### Collection entries
* Begin *
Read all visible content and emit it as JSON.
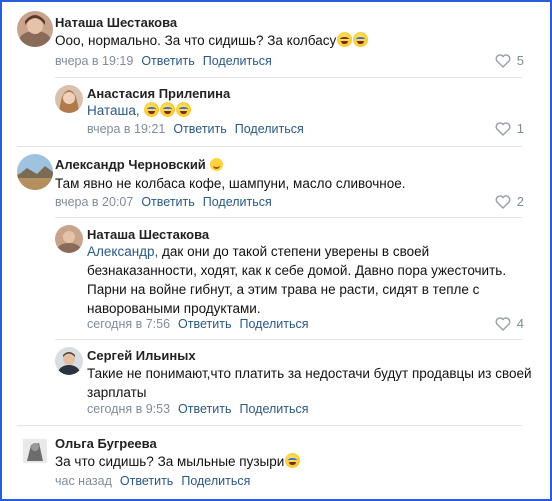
{
  "comments": [
    {
      "author": "Наташа Шестакова",
      "text": "Ооо, нормально. За что сидишь? За колбасу",
      "time": "вчера в 19:19",
      "reply": "Ответить",
      "share": "Поделиться",
      "likes": "5",
      "replies": [
        {
          "author": "Анастасия Прилепина",
          "mention": "Наташа,",
          "text": "",
          "time": "вчера в 19:21",
          "reply": "Ответить",
          "share": "Поделиться",
          "likes": "1"
        }
      ]
    },
    {
      "author": "Александр Черновский",
      "text": "Там явно не колбаса кофе, шампуни, масло сливочное.",
      "time": "вчера в 20:07",
      "reply": "Ответить",
      "share": "Поделиться",
      "likes": "2",
      "replies": [
        {
          "author": "Наташа Шестакова",
          "mention": "Александр,",
          "text_line1": " дак они до такой степени уверены в своей",
          "text_line2": "безнаказанности, ходят, как к себе домой. Давно пора ужесточить.",
          "text_line3": "Парни на войне гибнут, а этим трава не расти, сидят в тепле с",
          "text_line4": "навороваными продуктами.",
          "time": "сегодня в 7:56",
          "reply": "Ответить",
          "share": "Поделиться",
          "likes": "4"
        },
        {
          "author": "Сергей Ильиных",
          "text_line1": "Такие не понимают,что платить за недостачи будут продавцы из своей",
          "text_line2": "зарплаты",
          "time": "сегодня в 9:53",
          "reply": "Ответить",
          "share": "Поделиться"
        }
      ]
    },
    {
      "author": "Ольга Бугреева",
      "text": "За что сидишь? За мыльные пузыри",
      "time": "час назад",
      "reply": "Ответить",
      "share": "Поделиться"
    }
  ],
  "colors": {
    "link": "#2a5885",
    "meta": "#818c99",
    "frame": "#2a5ce0"
  },
  "icons": {
    "like": "heart-outline-icon",
    "emoji": "laughing-emoji-icon"
  }
}
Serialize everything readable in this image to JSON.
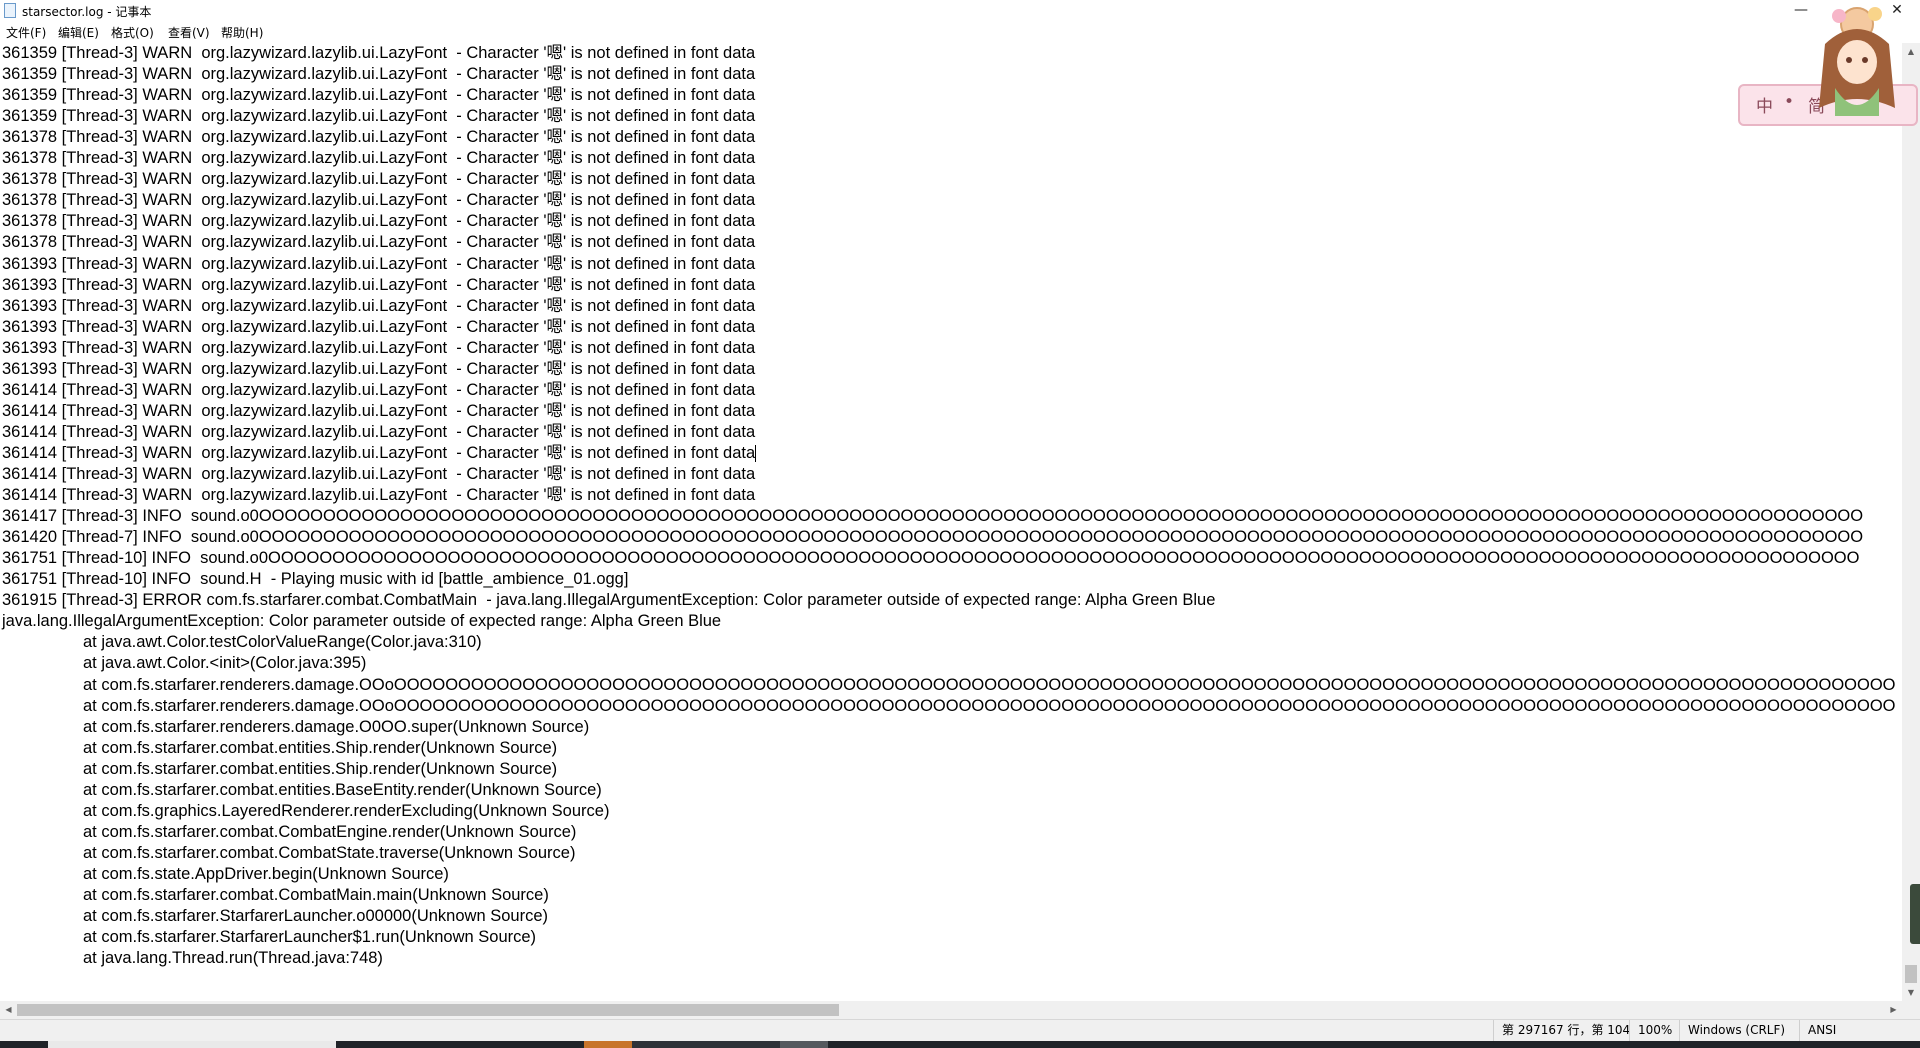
{
  "window": {
    "title": "starsector.log - 记事本",
    "minimize_glyph": "—",
    "close_glyph": "✕"
  },
  "menu": [
    "文件(F)",
    "编辑(E)",
    "格式(O)",
    "查看(V)",
    "帮助(H)"
  ],
  "log_lines": [
    "361359 [Thread-3] WARN  org.lazywizard.lazylib.ui.LazyFont  - Character '嗯' is not defined in font data",
    "361359 [Thread-3] WARN  org.lazywizard.lazylib.ui.LazyFont  - Character '嗯' is not defined in font data",
    "361359 [Thread-3] WARN  org.lazywizard.lazylib.ui.LazyFont  - Character '嗯' is not defined in font data",
    "361359 [Thread-3] WARN  org.lazywizard.lazylib.ui.LazyFont  - Character '嗯' is not defined in font data",
    "361378 [Thread-3] WARN  org.lazywizard.lazylib.ui.LazyFont  - Character '嗯' is not defined in font data",
    "361378 [Thread-3] WARN  org.lazywizard.lazylib.ui.LazyFont  - Character '嗯' is not defined in font data",
    "361378 [Thread-3] WARN  org.lazywizard.lazylib.ui.LazyFont  - Character '嗯' is not defined in font data",
    "361378 [Thread-3] WARN  org.lazywizard.lazylib.ui.LazyFont  - Character '嗯' is not defined in font data",
    "361378 [Thread-3] WARN  org.lazywizard.lazylib.ui.LazyFont  - Character '嗯' is not defined in font data",
    "361378 [Thread-3] WARN  org.lazywizard.lazylib.ui.LazyFont  - Character '嗯' is not defined in font data",
    "361393 [Thread-3] WARN  org.lazywizard.lazylib.ui.LazyFont  - Character '嗯' is not defined in font data",
    "361393 [Thread-3] WARN  org.lazywizard.lazylib.ui.LazyFont  - Character '嗯' is not defined in font data",
    "361393 [Thread-3] WARN  org.lazywizard.lazylib.ui.LazyFont  - Character '嗯' is not defined in font data",
    "361393 [Thread-3] WARN  org.lazywizard.lazylib.ui.LazyFont  - Character '嗯' is not defined in font data",
    "361393 [Thread-3] WARN  org.lazywizard.lazylib.ui.LazyFont  - Character '嗯' is not defined in font data",
    "361393 [Thread-3] WARN  org.lazywizard.lazylib.ui.LazyFont  - Character '嗯' is not defined in font data",
    "361414 [Thread-3] WARN  org.lazywizard.lazylib.ui.LazyFont  - Character '嗯' is not defined in font data",
    "361414 [Thread-3] WARN  org.lazywizard.lazylib.ui.LazyFont  - Character '嗯' is not defined in font data",
    "361414 [Thread-3] WARN  org.lazywizard.lazylib.ui.LazyFont  - Character '嗯' is not defined in font data",
    "361414 [Thread-3] WARN  org.lazywizard.lazylib.ui.LazyFont  - Character '嗯' is not defined in font data",
    "361414 [Thread-3] WARN  org.lazywizard.lazylib.ui.LazyFont  - Character '嗯' is not defined in font data",
    "361414 [Thread-3] WARN  org.lazywizard.lazylib.ui.LazyFont  - Character '嗯' is not defined in font data",
    "361417 [Thread-3] INFO  sound.o0OOOOOOOOOOOOOOOOOOOOOOOOOOOOOOOOOOOOOOOOOOOOOOOOOOOOOOOOOOOOOOOOOOOOOOOOOOOOOOOOOOOOOOOOOOOOOOOOOOOOOOOOOOOOOOOOOOOOOOOOOOOOO",
    "361420 [Thread-7] INFO  sound.o0OOOOOOOOOOOOOOOOOOOOOOOOOOOOOOOOOOOOOOOOOOOOOOOOOOOOOOOOOOOOOOOOOOOOOOOOOOOOOOOOOOOOOOOOOOOOOOOOOOOOOOOOOOOOOOOOOOOOOOOOOOOOO",
    "361751 [Thread-10] INFO  sound.o0OOOOOOOOOOOOOOOOOOOOOOOOOOOOOOOOOOOOOOOOOOOOOOOOOOOOOOOOOOOOOOOOOOOOOOOOOOOOOOOOOOOOOOOOOOOOOOOOOOOOOOOOOOOOOOOOOOOOOOOOOOOO",
    "361751 [Thread-10] INFO  sound.H  - Playing music with id [battle_ambience_01.ogg]",
    "361915 [Thread-3] ERROR com.fs.starfarer.combat.CombatMain  - java.lang.IllegalArgumentException: Color parameter outside of expected range: Alpha Green Blue",
    "java.lang.IllegalArgumentException: Color parameter outside of expected range: Alpha Green Blue",
    "\tat java.awt.Color.testColorValueRange(Color.java:310)",
    "\tat java.awt.Color.<init>(Color.java:395)",
    "\tat com.fs.starfarer.renderers.damage.OOoOOOOOOOOOOOOOOOOOOOOOOOOOOOOOOOOOOOOOOOOOOOOOOOOOOOOOOOOOOOOOOOOOOOOOOOOOOOOOOOOOOOOOOOOOOOOOOOOOOOOOOOOOOOOOOOOOOOOO",
    "\tat com.fs.starfarer.renderers.damage.OOoOOOOOOOOOOOOOOOOOOOOOOOOOOOOOOOOOOOOOOOOOOOOOOOOOOOOOOOOOOOOOOOOOOOOOOOOOOOOOOOOOOOOOOOOOOOOOOOOOOOOOOOOOOOOOOOOOOOOO",
    "\tat com.fs.starfarer.renderers.damage.O0OO.super(Unknown Source)",
    "\tat com.fs.starfarer.combat.entities.Ship.render(Unknown Source)",
    "\tat com.fs.starfarer.combat.entities.Ship.render(Unknown Source)",
    "\tat com.fs.starfarer.combat.entities.BaseEntity.render(Unknown Source)",
    "\tat com.fs.graphics.LayeredRenderer.renderExcluding(Unknown Source)",
    "\tat com.fs.starfarer.combat.CombatEngine.render(Unknown Source)",
    "\tat com.fs.starfarer.combat.CombatState.traverse(Unknown Source)",
    "\tat com.fs.state.AppDriver.begin(Unknown Source)",
    "\tat com.fs.starfarer.combat.CombatMain.main(Unknown Source)",
    "\tat com.fs.starfarer.StarfarerLauncher.o00000(Unknown Source)",
    "\tat com.fs.starfarer.StarfarerLauncher$1.run(Unknown Source)",
    "\tat java.lang.Thread.run(Thread.java:748)"
  ],
  "caret": {
    "line": 19
  },
  "status": {
    "position": "第 297167 行，第 104",
    "zoom": "100%",
    "line_ending": "Windows (CRLF)",
    "encoding": "ANSI"
  },
  "ime": {
    "label_zh": "中",
    "label_dots": "•",
    "label_mode": "简"
  },
  "scroll": {
    "horizontal_fraction": 0.44
  },
  "colors": {
    "text": "#000000",
    "background": "#ffffff",
    "status_bar": "#f0f0f0",
    "taskbar": "#1f2328",
    "taskbar_accent": "#c8742a"
  }
}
* End *
### TASK STATEMENT
Scan the listing above. Gather each line that contains the word "Blue".

### FULL SOLUTION
    "361915 [Thread-3] ERROR com.fs.starfarer.combat.CombatMain  - java.lang.IllegalArgumentException: Color parameter outside of expected range: Alpha Green Blue",
    "java.lang.IllegalArgumentException: Color parameter outside of expected range: Alpha Green Blue",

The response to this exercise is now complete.